Exercise requirements>
Go through the entries below and collect each line with the string "number" in it.

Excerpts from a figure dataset
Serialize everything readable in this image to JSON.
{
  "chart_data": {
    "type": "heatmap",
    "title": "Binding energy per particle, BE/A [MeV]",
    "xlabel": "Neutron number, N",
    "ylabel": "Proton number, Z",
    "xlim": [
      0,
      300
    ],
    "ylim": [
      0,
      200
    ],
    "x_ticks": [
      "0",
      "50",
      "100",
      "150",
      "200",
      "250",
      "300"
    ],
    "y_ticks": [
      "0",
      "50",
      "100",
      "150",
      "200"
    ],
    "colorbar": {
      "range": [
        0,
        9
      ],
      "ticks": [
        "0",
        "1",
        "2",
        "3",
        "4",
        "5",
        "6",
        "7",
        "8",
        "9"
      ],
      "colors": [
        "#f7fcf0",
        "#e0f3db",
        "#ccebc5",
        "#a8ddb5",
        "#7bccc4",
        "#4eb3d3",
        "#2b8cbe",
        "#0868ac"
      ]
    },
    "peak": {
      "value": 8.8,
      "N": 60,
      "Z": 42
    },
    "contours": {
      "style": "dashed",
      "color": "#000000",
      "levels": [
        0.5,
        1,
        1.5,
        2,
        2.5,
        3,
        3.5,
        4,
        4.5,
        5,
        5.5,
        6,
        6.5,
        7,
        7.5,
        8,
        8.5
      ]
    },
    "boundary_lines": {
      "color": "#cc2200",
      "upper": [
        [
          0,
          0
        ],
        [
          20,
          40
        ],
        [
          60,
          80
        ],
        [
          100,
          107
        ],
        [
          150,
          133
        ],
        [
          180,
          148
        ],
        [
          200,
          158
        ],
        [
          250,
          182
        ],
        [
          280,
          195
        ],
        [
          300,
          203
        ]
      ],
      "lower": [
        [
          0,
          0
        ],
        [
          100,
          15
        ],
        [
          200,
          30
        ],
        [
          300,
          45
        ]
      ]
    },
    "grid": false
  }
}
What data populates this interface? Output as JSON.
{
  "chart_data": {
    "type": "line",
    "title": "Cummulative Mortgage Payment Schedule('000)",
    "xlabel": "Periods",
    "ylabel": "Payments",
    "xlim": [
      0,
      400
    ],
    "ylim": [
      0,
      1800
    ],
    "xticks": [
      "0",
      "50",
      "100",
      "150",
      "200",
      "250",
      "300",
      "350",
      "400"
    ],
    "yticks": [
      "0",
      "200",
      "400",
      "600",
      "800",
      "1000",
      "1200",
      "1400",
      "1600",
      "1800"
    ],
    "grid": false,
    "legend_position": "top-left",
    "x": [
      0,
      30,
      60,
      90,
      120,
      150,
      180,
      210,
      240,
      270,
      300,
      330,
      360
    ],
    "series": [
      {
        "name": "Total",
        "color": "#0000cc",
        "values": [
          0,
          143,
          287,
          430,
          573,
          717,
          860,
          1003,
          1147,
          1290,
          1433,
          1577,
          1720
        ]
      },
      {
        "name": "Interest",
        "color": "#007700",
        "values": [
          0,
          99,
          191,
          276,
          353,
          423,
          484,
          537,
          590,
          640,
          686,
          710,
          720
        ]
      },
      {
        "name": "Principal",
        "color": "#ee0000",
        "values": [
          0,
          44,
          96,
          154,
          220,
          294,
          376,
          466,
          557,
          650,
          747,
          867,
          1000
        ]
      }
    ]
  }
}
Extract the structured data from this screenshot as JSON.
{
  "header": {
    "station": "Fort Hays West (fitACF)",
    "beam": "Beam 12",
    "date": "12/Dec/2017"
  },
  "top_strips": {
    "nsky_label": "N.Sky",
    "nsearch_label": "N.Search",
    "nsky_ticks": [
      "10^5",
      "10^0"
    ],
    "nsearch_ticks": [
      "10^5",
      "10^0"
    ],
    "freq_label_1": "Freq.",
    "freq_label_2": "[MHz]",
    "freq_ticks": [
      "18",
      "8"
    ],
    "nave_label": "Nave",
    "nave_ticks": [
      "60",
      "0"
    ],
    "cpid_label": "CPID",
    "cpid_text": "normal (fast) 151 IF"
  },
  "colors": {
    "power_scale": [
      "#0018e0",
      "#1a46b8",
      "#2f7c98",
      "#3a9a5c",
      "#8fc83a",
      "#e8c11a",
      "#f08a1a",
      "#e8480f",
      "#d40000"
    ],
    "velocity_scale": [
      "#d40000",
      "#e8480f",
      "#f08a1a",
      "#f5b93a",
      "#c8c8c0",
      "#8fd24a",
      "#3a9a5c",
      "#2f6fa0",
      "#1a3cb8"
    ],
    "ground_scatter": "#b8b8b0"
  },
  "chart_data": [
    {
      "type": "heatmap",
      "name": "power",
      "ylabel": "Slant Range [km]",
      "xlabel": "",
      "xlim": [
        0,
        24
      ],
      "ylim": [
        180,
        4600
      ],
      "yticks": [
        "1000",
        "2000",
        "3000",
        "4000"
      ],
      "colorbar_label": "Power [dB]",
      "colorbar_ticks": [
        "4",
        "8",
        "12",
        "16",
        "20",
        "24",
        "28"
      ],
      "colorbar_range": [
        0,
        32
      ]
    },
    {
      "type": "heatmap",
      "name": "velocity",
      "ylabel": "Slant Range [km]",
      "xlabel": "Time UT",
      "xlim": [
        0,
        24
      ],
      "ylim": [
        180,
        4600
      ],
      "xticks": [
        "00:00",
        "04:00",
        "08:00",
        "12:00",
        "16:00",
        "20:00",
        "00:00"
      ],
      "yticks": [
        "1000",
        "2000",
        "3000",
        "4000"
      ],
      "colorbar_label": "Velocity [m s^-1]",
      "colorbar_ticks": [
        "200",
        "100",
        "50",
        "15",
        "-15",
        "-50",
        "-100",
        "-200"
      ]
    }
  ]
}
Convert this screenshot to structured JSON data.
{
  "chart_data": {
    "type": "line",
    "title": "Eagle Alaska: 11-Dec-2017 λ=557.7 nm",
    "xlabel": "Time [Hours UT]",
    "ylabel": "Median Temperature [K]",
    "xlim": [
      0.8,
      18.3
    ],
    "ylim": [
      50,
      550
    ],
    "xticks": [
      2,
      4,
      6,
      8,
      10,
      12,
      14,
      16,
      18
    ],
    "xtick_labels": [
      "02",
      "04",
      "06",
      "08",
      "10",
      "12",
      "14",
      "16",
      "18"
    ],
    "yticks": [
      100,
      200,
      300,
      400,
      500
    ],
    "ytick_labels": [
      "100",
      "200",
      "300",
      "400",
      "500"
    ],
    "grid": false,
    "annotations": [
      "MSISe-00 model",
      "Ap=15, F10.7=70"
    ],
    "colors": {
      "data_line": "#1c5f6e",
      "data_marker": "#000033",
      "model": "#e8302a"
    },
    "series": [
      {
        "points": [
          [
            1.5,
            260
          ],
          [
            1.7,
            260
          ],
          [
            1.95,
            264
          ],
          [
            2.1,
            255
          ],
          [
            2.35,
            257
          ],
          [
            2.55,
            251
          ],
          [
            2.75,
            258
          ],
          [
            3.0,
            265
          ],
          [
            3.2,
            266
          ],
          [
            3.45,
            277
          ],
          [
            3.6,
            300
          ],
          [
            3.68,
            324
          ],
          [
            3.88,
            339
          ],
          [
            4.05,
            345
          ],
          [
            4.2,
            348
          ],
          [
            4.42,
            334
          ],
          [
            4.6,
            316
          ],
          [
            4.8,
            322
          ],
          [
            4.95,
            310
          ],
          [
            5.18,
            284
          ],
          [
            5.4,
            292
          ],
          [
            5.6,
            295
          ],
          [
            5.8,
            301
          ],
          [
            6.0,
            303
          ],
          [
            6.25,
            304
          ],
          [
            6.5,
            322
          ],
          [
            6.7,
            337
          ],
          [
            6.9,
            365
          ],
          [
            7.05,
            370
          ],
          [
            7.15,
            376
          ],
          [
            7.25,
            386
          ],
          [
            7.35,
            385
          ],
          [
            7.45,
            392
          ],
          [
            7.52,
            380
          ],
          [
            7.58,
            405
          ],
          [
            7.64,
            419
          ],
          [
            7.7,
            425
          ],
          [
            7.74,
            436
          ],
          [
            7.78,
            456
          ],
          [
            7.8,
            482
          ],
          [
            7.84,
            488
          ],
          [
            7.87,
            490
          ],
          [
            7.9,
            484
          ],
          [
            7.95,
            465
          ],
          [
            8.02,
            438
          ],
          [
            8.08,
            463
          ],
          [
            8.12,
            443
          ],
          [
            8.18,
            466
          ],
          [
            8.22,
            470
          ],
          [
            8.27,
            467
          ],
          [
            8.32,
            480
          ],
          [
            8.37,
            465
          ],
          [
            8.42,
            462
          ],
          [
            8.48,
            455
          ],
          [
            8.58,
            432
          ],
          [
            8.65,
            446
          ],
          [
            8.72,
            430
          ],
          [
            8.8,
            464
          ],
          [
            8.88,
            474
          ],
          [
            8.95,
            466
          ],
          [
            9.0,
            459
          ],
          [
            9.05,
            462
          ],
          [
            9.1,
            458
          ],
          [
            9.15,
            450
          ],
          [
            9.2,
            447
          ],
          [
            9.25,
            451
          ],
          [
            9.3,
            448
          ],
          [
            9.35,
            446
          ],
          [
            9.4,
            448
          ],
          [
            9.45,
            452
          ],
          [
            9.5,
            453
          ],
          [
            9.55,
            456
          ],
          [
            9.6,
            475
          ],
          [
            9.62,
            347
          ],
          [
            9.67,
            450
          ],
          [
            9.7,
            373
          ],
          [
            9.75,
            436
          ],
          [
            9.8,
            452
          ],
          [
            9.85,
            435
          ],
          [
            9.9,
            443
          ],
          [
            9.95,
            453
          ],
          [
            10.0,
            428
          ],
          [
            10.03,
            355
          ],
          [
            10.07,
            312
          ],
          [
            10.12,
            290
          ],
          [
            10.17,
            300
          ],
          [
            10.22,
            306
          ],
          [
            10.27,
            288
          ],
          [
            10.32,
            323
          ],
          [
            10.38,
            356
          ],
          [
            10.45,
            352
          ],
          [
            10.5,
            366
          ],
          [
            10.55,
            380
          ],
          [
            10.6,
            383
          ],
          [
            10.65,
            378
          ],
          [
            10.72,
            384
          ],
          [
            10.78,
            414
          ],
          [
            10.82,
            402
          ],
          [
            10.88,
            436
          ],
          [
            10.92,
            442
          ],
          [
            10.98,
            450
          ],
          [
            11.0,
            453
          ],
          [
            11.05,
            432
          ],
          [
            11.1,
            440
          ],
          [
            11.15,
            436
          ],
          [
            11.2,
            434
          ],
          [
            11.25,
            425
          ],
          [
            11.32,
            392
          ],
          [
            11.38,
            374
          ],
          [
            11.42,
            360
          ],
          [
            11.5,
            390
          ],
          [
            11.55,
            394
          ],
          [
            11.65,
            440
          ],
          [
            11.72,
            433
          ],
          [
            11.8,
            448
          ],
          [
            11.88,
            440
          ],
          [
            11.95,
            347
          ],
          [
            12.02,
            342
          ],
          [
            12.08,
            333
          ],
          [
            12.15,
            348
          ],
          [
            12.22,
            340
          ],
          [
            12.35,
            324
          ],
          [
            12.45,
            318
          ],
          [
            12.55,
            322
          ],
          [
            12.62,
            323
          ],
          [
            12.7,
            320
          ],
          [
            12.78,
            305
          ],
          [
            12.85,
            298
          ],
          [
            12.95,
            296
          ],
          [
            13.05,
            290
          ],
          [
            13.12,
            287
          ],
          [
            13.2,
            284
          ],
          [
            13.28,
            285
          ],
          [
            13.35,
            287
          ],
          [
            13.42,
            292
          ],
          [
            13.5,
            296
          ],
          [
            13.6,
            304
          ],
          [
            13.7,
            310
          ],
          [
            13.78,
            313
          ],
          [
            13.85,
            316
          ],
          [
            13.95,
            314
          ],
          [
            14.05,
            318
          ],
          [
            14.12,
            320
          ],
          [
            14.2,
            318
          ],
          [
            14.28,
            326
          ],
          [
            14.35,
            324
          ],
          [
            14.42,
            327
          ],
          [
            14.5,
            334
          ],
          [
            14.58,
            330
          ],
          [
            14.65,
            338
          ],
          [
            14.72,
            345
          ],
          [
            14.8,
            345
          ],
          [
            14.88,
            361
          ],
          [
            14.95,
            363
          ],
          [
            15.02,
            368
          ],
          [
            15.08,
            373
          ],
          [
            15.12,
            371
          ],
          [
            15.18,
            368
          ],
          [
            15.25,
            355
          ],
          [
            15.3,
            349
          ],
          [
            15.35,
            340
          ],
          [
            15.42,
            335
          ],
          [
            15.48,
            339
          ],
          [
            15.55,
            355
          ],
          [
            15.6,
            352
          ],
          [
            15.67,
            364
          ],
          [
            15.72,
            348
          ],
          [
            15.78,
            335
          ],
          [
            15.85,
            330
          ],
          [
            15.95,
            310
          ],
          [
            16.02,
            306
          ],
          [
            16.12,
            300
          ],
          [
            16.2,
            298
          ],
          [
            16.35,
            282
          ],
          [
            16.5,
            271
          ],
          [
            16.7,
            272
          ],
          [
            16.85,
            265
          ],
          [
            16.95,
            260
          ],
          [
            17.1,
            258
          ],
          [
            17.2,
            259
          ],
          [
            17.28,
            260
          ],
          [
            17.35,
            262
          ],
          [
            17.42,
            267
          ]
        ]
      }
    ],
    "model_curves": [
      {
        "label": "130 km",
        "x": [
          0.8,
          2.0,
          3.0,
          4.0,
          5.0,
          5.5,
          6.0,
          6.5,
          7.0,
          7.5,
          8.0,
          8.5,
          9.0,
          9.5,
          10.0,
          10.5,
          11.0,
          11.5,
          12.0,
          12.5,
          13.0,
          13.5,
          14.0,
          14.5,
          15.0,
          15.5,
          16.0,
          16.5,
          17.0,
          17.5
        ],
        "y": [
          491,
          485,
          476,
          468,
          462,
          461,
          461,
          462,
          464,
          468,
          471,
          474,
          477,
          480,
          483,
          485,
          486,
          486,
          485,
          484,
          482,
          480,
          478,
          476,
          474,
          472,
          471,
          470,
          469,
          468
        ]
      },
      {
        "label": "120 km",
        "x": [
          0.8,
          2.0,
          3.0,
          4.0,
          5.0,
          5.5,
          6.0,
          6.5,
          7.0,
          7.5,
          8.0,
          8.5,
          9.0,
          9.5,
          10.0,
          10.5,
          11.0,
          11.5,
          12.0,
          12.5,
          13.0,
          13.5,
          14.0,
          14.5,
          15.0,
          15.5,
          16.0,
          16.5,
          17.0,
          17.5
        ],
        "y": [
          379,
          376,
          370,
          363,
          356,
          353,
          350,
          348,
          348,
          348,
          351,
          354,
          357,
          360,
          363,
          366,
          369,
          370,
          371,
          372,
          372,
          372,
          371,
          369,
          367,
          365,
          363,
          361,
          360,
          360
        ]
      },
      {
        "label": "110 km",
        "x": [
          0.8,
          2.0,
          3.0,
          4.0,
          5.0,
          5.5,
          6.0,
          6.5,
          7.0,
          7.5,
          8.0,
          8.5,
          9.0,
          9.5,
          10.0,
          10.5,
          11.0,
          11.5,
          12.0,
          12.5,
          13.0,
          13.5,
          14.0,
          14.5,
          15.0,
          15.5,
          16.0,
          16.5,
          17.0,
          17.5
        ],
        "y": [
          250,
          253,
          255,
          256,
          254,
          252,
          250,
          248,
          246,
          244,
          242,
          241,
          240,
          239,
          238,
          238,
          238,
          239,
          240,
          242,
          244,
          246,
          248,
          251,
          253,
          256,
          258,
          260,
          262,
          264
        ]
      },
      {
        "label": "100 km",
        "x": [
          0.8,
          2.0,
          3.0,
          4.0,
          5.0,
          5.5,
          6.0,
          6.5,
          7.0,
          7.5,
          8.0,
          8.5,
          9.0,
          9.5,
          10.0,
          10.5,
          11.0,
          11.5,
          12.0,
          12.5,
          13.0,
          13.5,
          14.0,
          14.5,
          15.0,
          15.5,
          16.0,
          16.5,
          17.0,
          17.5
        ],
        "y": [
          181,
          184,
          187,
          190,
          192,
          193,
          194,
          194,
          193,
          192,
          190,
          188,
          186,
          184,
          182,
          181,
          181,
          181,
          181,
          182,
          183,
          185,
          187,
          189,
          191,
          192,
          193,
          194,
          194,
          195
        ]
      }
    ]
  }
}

In response>
    "xlabel": "Neutron number, N",
    "ylabel": "Proton number, Z",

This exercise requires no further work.